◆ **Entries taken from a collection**
######
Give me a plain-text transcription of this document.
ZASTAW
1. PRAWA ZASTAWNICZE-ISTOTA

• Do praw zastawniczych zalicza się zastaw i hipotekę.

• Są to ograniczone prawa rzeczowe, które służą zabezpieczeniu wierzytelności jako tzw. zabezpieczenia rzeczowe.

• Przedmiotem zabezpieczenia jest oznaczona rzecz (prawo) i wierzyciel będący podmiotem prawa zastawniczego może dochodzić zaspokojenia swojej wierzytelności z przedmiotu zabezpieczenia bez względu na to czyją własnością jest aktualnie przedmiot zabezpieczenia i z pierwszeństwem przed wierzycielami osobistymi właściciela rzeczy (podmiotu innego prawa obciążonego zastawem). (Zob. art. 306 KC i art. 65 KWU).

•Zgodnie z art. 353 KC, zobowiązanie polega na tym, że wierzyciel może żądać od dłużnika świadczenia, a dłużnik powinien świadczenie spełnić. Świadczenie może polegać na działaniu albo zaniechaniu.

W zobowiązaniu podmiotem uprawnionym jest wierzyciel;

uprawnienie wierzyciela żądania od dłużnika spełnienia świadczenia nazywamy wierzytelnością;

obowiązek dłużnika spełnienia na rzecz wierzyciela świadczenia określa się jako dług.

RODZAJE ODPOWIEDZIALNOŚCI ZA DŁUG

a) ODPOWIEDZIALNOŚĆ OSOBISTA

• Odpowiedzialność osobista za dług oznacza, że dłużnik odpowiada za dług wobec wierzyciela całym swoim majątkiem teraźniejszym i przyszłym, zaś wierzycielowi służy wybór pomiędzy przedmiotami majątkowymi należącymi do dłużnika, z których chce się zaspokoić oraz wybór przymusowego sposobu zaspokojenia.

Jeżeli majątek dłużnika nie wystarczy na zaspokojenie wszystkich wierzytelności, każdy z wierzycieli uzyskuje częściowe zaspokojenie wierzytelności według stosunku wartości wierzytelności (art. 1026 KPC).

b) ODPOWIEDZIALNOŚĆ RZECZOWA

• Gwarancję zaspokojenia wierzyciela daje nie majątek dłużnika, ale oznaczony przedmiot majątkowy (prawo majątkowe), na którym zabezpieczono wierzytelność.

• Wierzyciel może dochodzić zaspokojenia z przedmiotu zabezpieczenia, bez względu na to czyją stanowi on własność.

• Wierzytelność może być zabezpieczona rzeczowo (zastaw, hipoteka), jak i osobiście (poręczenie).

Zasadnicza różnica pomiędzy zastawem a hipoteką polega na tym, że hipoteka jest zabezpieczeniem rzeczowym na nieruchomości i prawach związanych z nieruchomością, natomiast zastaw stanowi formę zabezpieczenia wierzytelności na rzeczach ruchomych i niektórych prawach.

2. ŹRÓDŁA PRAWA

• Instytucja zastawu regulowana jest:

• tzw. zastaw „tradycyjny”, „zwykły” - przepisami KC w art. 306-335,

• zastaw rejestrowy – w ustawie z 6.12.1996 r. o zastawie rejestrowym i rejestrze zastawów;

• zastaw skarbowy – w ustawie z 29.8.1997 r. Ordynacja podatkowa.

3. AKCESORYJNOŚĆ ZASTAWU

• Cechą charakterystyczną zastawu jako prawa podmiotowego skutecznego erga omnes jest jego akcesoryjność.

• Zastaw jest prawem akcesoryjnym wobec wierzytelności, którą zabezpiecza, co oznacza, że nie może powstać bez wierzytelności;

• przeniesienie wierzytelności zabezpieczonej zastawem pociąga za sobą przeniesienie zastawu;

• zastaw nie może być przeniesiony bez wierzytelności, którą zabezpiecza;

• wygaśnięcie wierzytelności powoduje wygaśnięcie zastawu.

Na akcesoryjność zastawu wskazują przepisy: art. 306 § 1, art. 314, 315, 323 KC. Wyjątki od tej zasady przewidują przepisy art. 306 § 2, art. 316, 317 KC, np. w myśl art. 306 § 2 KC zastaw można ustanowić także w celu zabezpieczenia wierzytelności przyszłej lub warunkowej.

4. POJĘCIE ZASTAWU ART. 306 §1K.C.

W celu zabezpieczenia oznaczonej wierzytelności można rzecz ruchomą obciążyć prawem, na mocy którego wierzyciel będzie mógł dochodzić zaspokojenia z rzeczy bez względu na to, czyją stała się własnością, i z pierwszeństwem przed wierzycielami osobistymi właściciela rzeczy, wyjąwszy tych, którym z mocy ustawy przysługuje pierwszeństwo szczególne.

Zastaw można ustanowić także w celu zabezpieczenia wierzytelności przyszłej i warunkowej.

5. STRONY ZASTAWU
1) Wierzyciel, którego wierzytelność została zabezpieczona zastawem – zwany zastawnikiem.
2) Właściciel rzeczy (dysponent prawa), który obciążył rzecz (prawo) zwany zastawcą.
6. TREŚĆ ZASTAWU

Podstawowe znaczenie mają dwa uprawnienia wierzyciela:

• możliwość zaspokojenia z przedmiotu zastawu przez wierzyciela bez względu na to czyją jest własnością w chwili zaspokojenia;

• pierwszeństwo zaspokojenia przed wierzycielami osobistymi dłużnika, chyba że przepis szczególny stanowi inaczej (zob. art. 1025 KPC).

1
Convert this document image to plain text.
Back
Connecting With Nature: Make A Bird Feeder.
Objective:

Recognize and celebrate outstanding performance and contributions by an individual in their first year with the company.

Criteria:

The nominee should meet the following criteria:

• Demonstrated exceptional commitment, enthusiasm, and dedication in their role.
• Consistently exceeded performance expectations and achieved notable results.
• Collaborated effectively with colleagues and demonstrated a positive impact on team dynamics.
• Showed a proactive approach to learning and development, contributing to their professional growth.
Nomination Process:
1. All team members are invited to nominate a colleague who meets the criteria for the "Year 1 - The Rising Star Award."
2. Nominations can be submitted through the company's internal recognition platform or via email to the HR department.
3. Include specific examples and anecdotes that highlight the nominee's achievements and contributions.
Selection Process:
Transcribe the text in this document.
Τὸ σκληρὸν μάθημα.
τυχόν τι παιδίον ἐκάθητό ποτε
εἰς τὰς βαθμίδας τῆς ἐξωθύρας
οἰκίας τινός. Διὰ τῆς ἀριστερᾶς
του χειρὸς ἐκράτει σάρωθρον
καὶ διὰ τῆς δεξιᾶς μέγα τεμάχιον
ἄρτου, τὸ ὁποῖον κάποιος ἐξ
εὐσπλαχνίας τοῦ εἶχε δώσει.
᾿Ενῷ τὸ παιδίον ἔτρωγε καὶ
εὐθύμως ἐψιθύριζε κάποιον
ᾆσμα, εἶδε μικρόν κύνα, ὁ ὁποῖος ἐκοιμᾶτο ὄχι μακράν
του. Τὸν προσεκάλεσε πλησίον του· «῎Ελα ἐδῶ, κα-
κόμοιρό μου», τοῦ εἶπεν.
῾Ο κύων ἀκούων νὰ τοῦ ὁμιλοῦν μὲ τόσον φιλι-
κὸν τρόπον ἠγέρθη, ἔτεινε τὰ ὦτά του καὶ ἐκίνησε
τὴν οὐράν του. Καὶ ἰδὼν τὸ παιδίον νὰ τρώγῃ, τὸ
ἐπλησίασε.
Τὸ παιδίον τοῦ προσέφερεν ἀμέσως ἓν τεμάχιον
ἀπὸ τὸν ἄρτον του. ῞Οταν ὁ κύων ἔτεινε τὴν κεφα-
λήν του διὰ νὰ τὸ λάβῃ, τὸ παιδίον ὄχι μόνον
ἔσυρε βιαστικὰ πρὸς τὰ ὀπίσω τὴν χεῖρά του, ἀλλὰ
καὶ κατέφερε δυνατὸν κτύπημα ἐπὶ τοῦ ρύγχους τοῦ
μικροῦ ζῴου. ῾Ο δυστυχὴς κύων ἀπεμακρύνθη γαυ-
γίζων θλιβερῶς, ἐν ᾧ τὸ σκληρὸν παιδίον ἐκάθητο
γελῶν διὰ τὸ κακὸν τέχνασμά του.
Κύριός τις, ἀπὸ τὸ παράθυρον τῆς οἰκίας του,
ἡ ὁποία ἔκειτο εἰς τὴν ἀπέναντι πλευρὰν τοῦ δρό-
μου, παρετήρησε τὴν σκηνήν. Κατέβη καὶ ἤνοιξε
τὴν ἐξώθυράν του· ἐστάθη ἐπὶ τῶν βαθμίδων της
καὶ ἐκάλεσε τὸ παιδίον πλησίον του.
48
######
Extract every line from the records above that contains the word "dochodzić".

• Przedmiotem zabezpieczenia jest oznaczona rzecz (prawo) i wierzyciel będący podmiotem prawa zastawniczego może dochodzić zaspokojenia swojej wierzytelności z przedmiotu zabezpieczenia bez względu na to czyją własnością jest aktualnie przedmiot zabezpieczenia i z pierwszeństwem przed wierzycielami osobistymi właściciela rzeczy (podmiotu innego prawa obciążonego zastawem). (Zob. art. 306 KC i art. 65 KWU).
• Wierzyciel może dochodzić zaspokojenia z przedmiotu zabezpieczenia, bez względu na to czyją stanowi on własność.
W celu zabezpieczenia oznaczonej wierzytelności można rzecz ruchomą obciążyć prawem, na mocy którego wierzyciel będzie mógł dochodzić zaspokojenia z rzeczy bez względu na to, czyją stała się własnością, i z pierwszeństwem przed wierzycielami osobistymi właściciela rzeczy, wyjąwszy tych, którym z mocy ustawy przysługuje pierwszeństwo szczególne.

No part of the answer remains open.